Brief
What follows is a set of records; restate each one word for word and drop the pictures.

++++++++++

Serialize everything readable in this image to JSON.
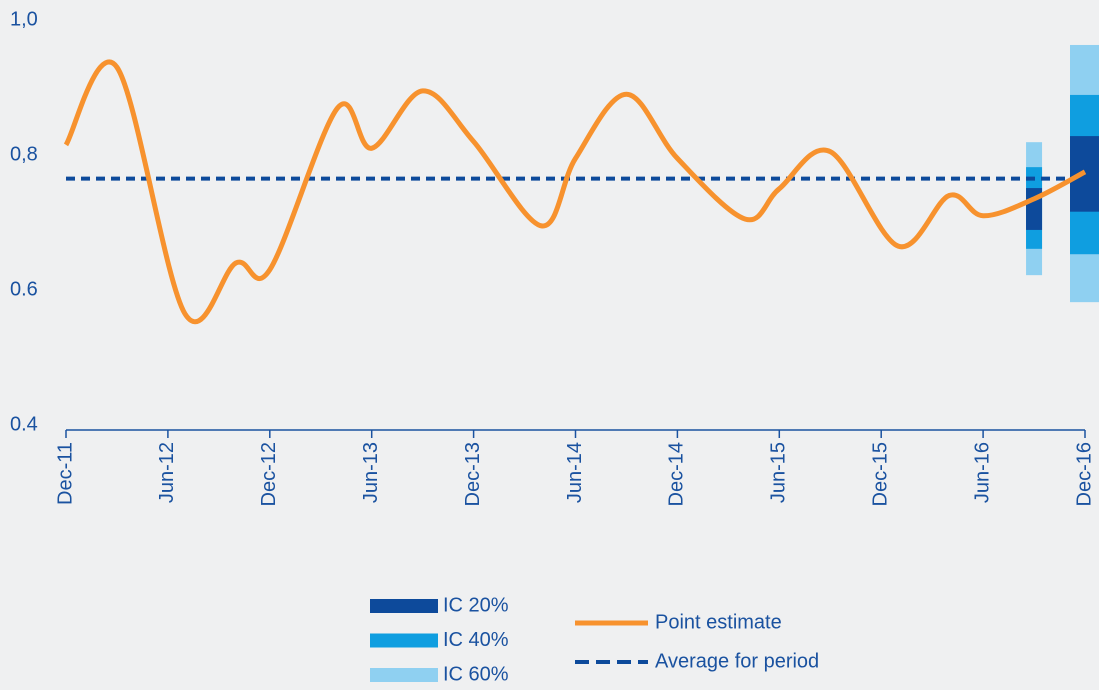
{
  "chart_data": {
    "type": "line",
    "x": [
      "Dec-11",
      "Mar-12",
      "Jul-12",
      "Oct-12",
      "Dec-12",
      "Apr-13",
      "Jun-13",
      "Sep-13",
      "Dec-13",
      "Apr-14",
      "Jun-14",
      "Sep-14",
      "Dec-14",
      "Apr-15",
      "Jun-15",
      "Sep-15",
      "Jan-16",
      "Apr-16",
      "Jun-16",
      "Sep-16",
      "Dec-16"
    ],
    "series": [
      {
        "name": "Point estimate",
        "color": "#f7922e",
        "values": [
          0.815,
          0.93,
          0.565,
          0.64,
          0.63,
          0.87,
          0.81,
          0.895,
          0.82,
          0.695,
          0.795,
          0.89,
          0.795,
          0.705,
          0.75,
          0.805,
          0.665,
          0.74,
          0.71,
          0.735,
          0.775
        ]
      }
    ],
    "average": {
      "name": "Average for period",
      "color": "#0d4a9b",
      "value": 0.765
    },
    "band_x": [
      "Sep-16",
      "Dec-16"
    ],
    "bands": [
      {
        "name": "IC 60%",
        "color": "#8fd0f1",
        "low": [
          0.622,
          0.582
        ],
        "high": [
          0.819,
          0.963
        ]
      },
      {
        "name": "IC 40%",
        "color": "#0f9ee0",
        "low": [
          0.661,
          0.653
        ],
        "high": [
          0.782,
          0.889
        ]
      },
      {
        "name": "IC 20%",
        "color": "#0d4a9b",
        "low": [
          0.689,
          0.716
        ],
        "high": [
          0.751,
          0.828
        ]
      }
    ],
    "legend_order": [
      2,
      1,
      0
    ],
    "xlim": [
      "Dec-11",
      "Dec-16"
    ],
    "xticks": [
      "Dec-11",
      "Jun-12",
      "Dec-12",
      "Jun-13",
      "Dec-13",
      "Jun-14",
      "Dec-14",
      "Jun-15",
      "Dec-15",
      "Jun-16",
      "Dec-16"
    ],
    "ylim": [
      0.4,
      1.0
    ],
    "yticks": [
      0.4,
      0.6,
      {
        "value": 0.8,
        "label": "0,8"
      },
      {
        "value": 1.0,
        "label": "1,0"
      }
    ]
  }
}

++++++++++

Worked solution
Serialize everything readable in this image to JSON.
{
  "chart_data": {
    "type": "line",
    "x": [
      "Dec-11",
      "Mar-12",
      "Jul-12",
      "Oct-12",
      "Dec-12",
      "Apr-13",
      "Jun-13",
      "Sep-13",
      "Dec-13",
      "Apr-14",
      "Jun-14",
      "Sep-14",
      "Dec-14",
      "Apr-15",
      "Jun-15",
      "Sep-15",
      "Jan-16",
      "Apr-16",
      "Jun-16",
      "Sep-16",
      "Dec-16"
    ],
    "series": [
      {
        "name": "Point estimate",
        "color": "#f7922e",
        "values": [
          0.815,
          0.93,
          0.565,
          0.64,
          0.63,
          0.87,
          0.81,
          0.895,
          0.82,
          0.695,
          0.795,
          0.89,
          0.795,
          0.705,
          0.75,
          0.805,
          0.665,
          0.74,
          0.71,
          0.735,
          0.775
        ]
      }
    ],
    "average": {
      "name": "Average for period",
      "color": "#0d4a9b",
      "value": 0.765
    },
    "band_x": [
      "Sep-16",
      "Dec-16"
    ],
    "bands": [
      {
        "name": "IC 60%",
        "color": "#8fd0f1",
        "low": [
          0.622,
          0.582
        ],
        "high": [
          0.819,
          0.963
        ]
      },
      {
        "name": "IC 40%",
        "color": "#0f9ee0",
        "low": [
          0.661,
          0.653
        ],
        "high": [
          0.782,
          0.889
        ]
      },
      {
        "name": "IC 20%",
        "color": "#0d4a9b",
        "low": [
          0.689,
          0.716
        ],
        "high": [
          0.751,
          0.828
        ]
      }
    ],
    "legend_order": [
      2,
      1,
      0
    ],
    "xlim": [
      "Dec-11",
      "Dec-16"
    ],
    "xticks": [
      "Dec-11",
      "Jun-12",
      "Dec-12",
      "Jun-13",
      "Dec-13",
      "Jun-14",
      "Dec-14",
      "Jun-15",
      "Dec-15",
      "Jun-16",
      "Dec-16"
    ],
    "ylim": [
      0.4,
      1.0
    ],
    "yticks": [
      0.4,
      0.6,
      {
        "value": 0.8,
        "label": "0,8"
      },
      {
        "value": 1.0,
        "label": "1,0"
      }
    ]
  }
}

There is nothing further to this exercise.